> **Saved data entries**
┌──

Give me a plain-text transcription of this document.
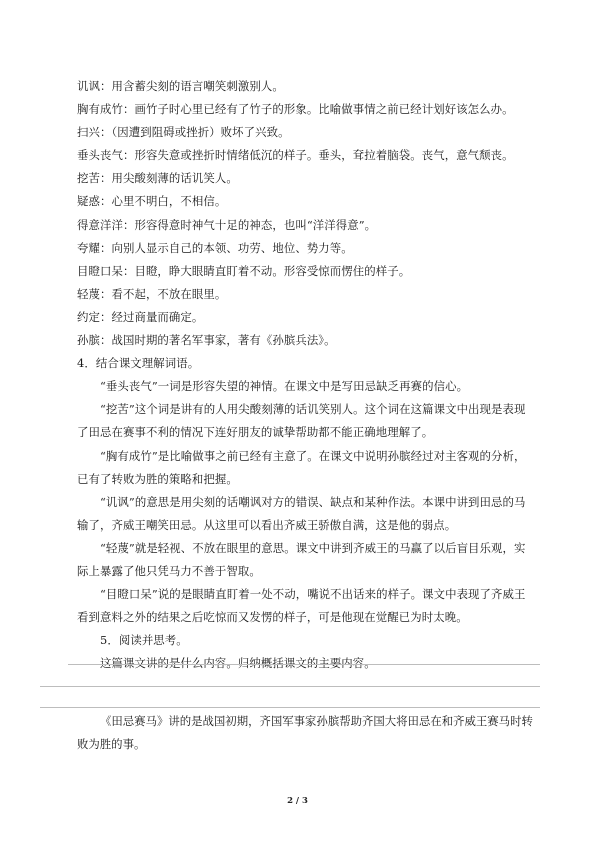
讥讽：用含蓄尖刻的语言嘲笑刺激别人。
胸有成竹：画竹子时心里已经有了竹子的形象。比喻做事情之前已经计划好该怎么办。
扫兴：（因遭到阻碍或挫折）败坏了兴致。
垂头丧气：形容失意或挫折时情绪低沉的样子。垂头，耷拉着脑袋。丧气，意气颓丧。
挖苦：用尖酸刻薄的话讥笑人。
疑惑：心里不明白，不相信。
得意洋洋：形容得意时神气十足的神态，也叫“洋洋得意”。
夸耀：向别人显示自己的本领、功劳、地位、势力等。
目瞪口呆：目瞪，睁大眼睛直盯着不动。形容受惊而愣住的样子。
轻蔑：看不起，不放在眼里。
约定：经过商量而确定。
孙膑：战国时期的著名军事家，著有《孙膑兵法》。
4．结合课文理解词语。
“垂头丧气”一词是形容失望的神情。在课文中是写田忌缺乏再赛的信心。
“挖苦”这个词是讲有的人用尖酸刻薄的话讥笑别人。这个词在这篇课文中出现是表现
了田忌在赛事不利的情况下连好朋友的诚挚帮助都不能正确地理解了。
“胸有成竹”是比喻做事之前已经有主意了。在课文中说明孙膑经过对主客观的分析，
已有了转败为胜的策略和把握。
“讥讽”的意思是用尖刻的话嘲讽对方的错误、缺点和某种作法。本课中讲到田忌的马
输了，齐威王嘲笑田忌。从这里可以看出齐威王骄傲自满，这是他的弱点。
“轻蔑”就是轻视、不放在眼里的意思。课文中讲到齐威王的马赢了以后盲目乐观，实
际上暴露了他只凭马力不善于智取。
“目瞪口呆”说的是眼睛直盯着一处不动，嘴说不出话来的样子。课文中表现了齐威王
看到意料之外的结果之后吃惊而又发愣的样子，可是他现在觉醒已为时太晚。
5．阅读并思考。
这篇课文讲的是什么内容。归纳概括课文的主要内容。
《田忌赛马》讲的是战国初期，齐国军事家孙膑帮助齐国大将田忌在和齐威王赛马时转
败为胜的事。
2 / 3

└──

> **Problem description**
Except for the pictures, print the data above exactly.

> **Answer to this problem**
Give me a plain-text transcription of this document.
讥讽：用含蓄尖刻的语言嘲笑刺激别人。
胸有成竹：画竹子时心里已经有了竹子的形象。比喻做事情之前已经计划好该怎么办。
扫兴：（因遭到阻碍或挫折）败坏了兴致。
垂头丧气：形容失意或挫折时情绪低沉的样子。垂头，耷拉着脑袋。丧气，意气颓丧。
挖苦：用尖酸刻薄的话讥笑人。
疑惑：心里不明白，不相信。
得意洋洋：形容得意时神气十足的神态，也叫“洋洋得意”。
夸耀：向别人显示自己的本领、功劳、地位、势力等。
目瞪口呆：目瞪，睁大眼睛直盯着不动。形容受惊而愣住的样子。
轻蔑：看不起，不放在眼里。
约定：经过商量而确定。
孙膑：战国时期的著名军事家，著有《孙膑兵法》。
4．结合课文理解词语。
“垂头丧气”一词是形容失望的神情。在课文中是写田忌缺乏再赛的信心。
“挖苦”这个词是讲有的人用尖酸刻薄的话讥笑别人。这个词在这篇课文中出现是表现
了田忌在赛事不利的情况下连好朋友的诚挚帮助都不能正确地理解了。
“胸有成竹”是比喻做事之前已经有主意了。在课文中说明孙膑经过对主客观的分析，
已有了转败为胜的策略和把握。
“讥讽”的意思是用尖刻的话嘲讽对方的错误、缺点和某种作法。本课中讲到田忌的马
输了，齐威王嘲笑田忌。从这里可以看出齐威王骄傲自满，这是他的弱点。
“轻蔑”就是轻视、不放在眼里的意思。课文中讲到齐威王的马赢了以后盲目乐观，实
际上暴露了他只凭马力不善于智取。
“目瞪口呆”说的是眼睛直盯着一处不动，嘴说不出话来的样子。课文中表现了齐威王
看到意料之外的结果之后吃惊而又发愣的样子，可是他现在觉醒已为时太晚。
5．阅读并思考。
这篇课文讲的是什么内容。归纳概括课文的主要内容。
《田忌赛马》讲的是战国初期，齐国军事家孙膑帮助齐国大将田忌在和齐威王赛马时转
败为胜的事。
2 / 3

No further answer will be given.